Would you transcribe the whole listing exactly, minus its pictures?

══════════

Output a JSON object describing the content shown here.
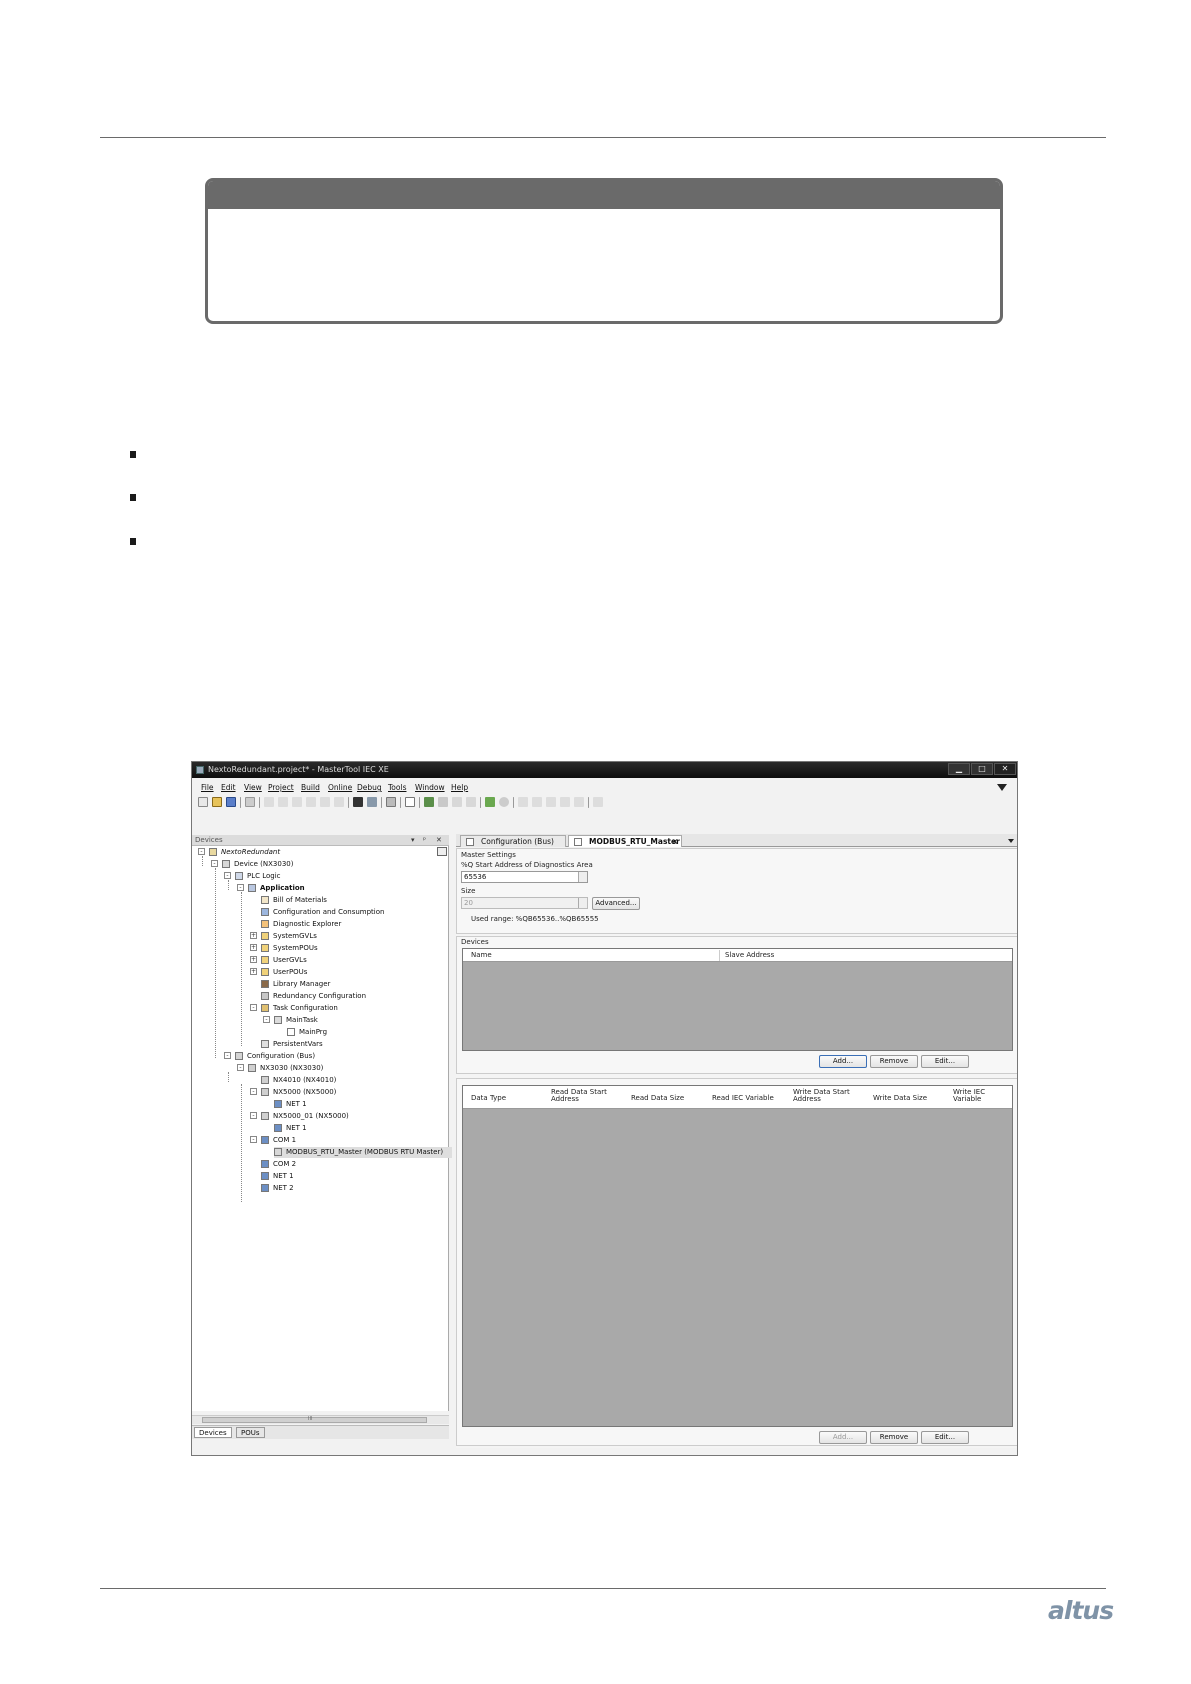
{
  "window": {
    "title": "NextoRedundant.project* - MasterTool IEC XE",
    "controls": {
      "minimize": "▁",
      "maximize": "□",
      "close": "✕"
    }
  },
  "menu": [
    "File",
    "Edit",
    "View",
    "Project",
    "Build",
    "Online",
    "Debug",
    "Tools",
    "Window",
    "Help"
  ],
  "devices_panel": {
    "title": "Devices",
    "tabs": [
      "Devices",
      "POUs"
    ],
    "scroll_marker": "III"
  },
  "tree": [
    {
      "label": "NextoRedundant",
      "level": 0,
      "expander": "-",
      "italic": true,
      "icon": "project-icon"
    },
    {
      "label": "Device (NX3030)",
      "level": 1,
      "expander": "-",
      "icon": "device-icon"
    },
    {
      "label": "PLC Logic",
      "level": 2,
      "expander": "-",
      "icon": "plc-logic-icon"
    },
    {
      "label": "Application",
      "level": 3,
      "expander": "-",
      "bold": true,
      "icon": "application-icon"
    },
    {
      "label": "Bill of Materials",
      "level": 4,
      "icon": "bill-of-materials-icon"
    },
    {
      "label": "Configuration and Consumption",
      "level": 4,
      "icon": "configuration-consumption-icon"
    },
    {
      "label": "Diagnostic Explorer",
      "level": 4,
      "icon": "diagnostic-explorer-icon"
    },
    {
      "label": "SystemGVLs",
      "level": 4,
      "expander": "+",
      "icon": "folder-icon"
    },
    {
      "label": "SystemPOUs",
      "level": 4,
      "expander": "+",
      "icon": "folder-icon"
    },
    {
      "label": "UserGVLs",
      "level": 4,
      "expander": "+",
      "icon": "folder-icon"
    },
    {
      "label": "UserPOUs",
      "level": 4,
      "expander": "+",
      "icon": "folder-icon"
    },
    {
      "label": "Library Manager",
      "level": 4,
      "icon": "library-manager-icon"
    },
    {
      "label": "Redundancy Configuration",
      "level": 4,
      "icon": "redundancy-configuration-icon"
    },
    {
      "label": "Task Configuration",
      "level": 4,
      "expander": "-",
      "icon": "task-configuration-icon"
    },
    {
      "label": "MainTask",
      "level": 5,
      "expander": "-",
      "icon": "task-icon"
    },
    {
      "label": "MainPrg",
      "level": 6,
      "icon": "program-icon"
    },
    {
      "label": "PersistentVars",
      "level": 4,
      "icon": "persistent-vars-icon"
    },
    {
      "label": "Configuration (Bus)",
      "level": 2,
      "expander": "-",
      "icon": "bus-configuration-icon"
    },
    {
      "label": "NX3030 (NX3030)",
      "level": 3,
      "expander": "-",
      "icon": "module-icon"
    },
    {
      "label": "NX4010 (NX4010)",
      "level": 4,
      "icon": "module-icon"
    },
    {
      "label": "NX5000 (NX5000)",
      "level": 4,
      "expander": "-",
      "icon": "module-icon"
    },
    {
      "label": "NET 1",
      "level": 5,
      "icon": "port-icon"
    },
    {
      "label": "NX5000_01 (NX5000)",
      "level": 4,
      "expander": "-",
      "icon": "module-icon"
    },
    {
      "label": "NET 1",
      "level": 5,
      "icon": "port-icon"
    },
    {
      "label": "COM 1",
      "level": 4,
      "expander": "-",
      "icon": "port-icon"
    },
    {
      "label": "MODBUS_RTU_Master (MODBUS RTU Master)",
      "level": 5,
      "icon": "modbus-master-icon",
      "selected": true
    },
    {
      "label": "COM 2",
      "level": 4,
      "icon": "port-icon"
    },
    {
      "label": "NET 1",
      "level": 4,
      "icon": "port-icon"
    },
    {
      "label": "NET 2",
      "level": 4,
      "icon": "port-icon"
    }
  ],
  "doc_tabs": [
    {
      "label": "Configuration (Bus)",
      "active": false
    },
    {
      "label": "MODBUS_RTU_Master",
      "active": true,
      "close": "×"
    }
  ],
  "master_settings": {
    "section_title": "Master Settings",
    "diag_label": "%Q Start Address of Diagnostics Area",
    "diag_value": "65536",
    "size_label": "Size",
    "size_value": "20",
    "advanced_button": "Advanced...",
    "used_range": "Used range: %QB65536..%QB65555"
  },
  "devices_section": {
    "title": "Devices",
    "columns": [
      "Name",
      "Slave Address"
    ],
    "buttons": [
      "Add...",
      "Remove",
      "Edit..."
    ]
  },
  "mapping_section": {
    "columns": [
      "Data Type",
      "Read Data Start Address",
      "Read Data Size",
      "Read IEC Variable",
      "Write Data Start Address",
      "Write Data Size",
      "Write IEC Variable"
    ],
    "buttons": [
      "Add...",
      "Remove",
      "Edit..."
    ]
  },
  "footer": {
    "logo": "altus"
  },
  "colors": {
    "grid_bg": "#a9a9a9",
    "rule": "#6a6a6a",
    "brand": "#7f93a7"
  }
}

══════════

SOLUTION TO THIS TASK:
Output a JSON object describing the content shown here.
{
  "window": {
    "title": "NextoRedundant.project* - MasterTool IEC XE",
    "controls": {
      "minimize": "▁",
      "maximize": "□",
      "close": "✕"
    }
  },
  "menu": [
    "File",
    "Edit",
    "View",
    "Project",
    "Build",
    "Online",
    "Debug",
    "Tools",
    "Window",
    "Help"
  ],
  "devices_panel": {
    "title": "Devices",
    "tabs": [
      "Devices",
      "POUs"
    ],
    "scroll_marker": "III"
  },
  "tree": [
    {
      "label": "NextoRedundant",
      "level": 0,
      "expander": "-",
      "italic": true,
      "icon": "project-icon"
    },
    {
      "label": "Device (NX3030)",
      "level": 1,
      "expander": "-",
      "icon": "device-icon"
    },
    {
      "label": "PLC Logic",
      "level": 2,
      "expander": "-",
      "icon": "plc-logic-icon"
    },
    {
      "label": "Application",
      "level": 3,
      "expander": "-",
      "bold": true,
      "icon": "application-icon"
    },
    {
      "label": "Bill of Materials",
      "level": 4,
      "icon": "bill-of-materials-icon"
    },
    {
      "label": "Configuration and Consumption",
      "level": 4,
      "icon": "configuration-consumption-icon"
    },
    {
      "label": "Diagnostic Explorer",
      "level": 4,
      "icon": "diagnostic-explorer-icon"
    },
    {
      "label": "SystemGVLs",
      "level": 4,
      "expander": "+",
      "icon": "folder-icon"
    },
    {
      "label": "SystemPOUs",
      "level": 4,
      "expander": "+",
      "icon": "folder-icon"
    },
    {
      "label": "UserGVLs",
      "level": 4,
      "expander": "+",
      "icon": "folder-icon"
    },
    {
      "label": "UserPOUs",
      "level": 4,
      "expander": "+",
      "icon": "folder-icon"
    },
    {
      "label": "Library Manager",
      "level": 4,
      "icon": "library-manager-icon"
    },
    {
      "label": "Redundancy Configuration",
      "level": 4,
      "icon": "redundancy-configuration-icon"
    },
    {
      "label": "Task Configuration",
      "level": 4,
      "expander": "-",
      "icon": "task-configuration-icon"
    },
    {
      "label": "MainTask",
      "level": 5,
      "expander": "-",
      "icon": "task-icon"
    },
    {
      "label": "MainPrg",
      "level": 6,
      "icon": "program-icon"
    },
    {
      "label": "PersistentVars",
      "level": 4,
      "icon": "persistent-vars-icon"
    },
    {
      "label": "Configuration (Bus)",
      "level": 2,
      "expander": "-",
      "icon": "bus-configuration-icon"
    },
    {
      "label": "NX3030 (NX3030)",
      "level": 3,
      "expander": "-",
      "icon": "module-icon"
    },
    {
      "label": "NX4010 (NX4010)",
      "level": 4,
      "icon": "module-icon"
    },
    {
      "label": "NX5000 (NX5000)",
      "level": 4,
      "expander": "-",
      "icon": "module-icon"
    },
    {
      "label": "NET 1",
      "level": 5,
      "icon": "port-icon"
    },
    {
      "label": "NX5000_01 (NX5000)",
      "level": 4,
      "expander": "-",
      "icon": "module-icon"
    },
    {
      "label": "NET 1",
      "level": 5,
      "icon": "port-icon"
    },
    {
      "label": "COM 1",
      "level": 4,
      "expander": "-",
      "icon": "port-icon"
    },
    {
      "label": "MODBUS_RTU_Master (MODBUS RTU Master)",
      "level": 5,
      "icon": "modbus-master-icon",
      "selected": true
    },
    {
      "label": "COM 2",
      "level": 4,
      "icon": "port-icon"
    },
    {
      "label": "NET 1",
      "level": 4,
      "icon": "port-icon"
    },
    {
      "label": "NET 2",
      "level": 4,
      "icon": "port-icon"
    }
  ],
  "doc_tabs": [
    {
      "label": "Configuration (Bus)",
      "active": false
    },
    {
      "label": "MODBUS_RTU_Master",
      "active": true,
      "close": "×"
    }
  ],
  "master_settings": {
    "section_title": "Master Settings",
    "diag_label": "%Q Start Address of Diagnostics Area",
    "diag_value": "65536",
    "size_label": "Size",
    "size_value": "20",
    "advanced_button": "Advanced...",
    "used_range": "Used range: %QB65536..%QB65555"
  },
  "devices_section": {
    "title": "Devices",
    "columns": [
      "Name",
      "Slave Address"
    ],
    "buttons": [
      "Add...",
      "Remove",
      "Edit..."
    ]
  },
  "mapping_section": {
    "columns": [
      "Data Type",
      "Read Data Start Address",
      "Read Data Size",
      "Read IEC Variable",
      "Write Data Start Address",
      "Write Data Size",
      "Write IEC Variable"
    ],
    "buttons": [
      "Add...",
      "Remove",
      "Edit..."
    ]
  },
  "footer": {
    "logo": "altus"
  },
  "colors": {
    "grid_bg": "#a9a9a9",
    "rule": "#6a6a6a",
    "brand": "#7f93a7"
  }
}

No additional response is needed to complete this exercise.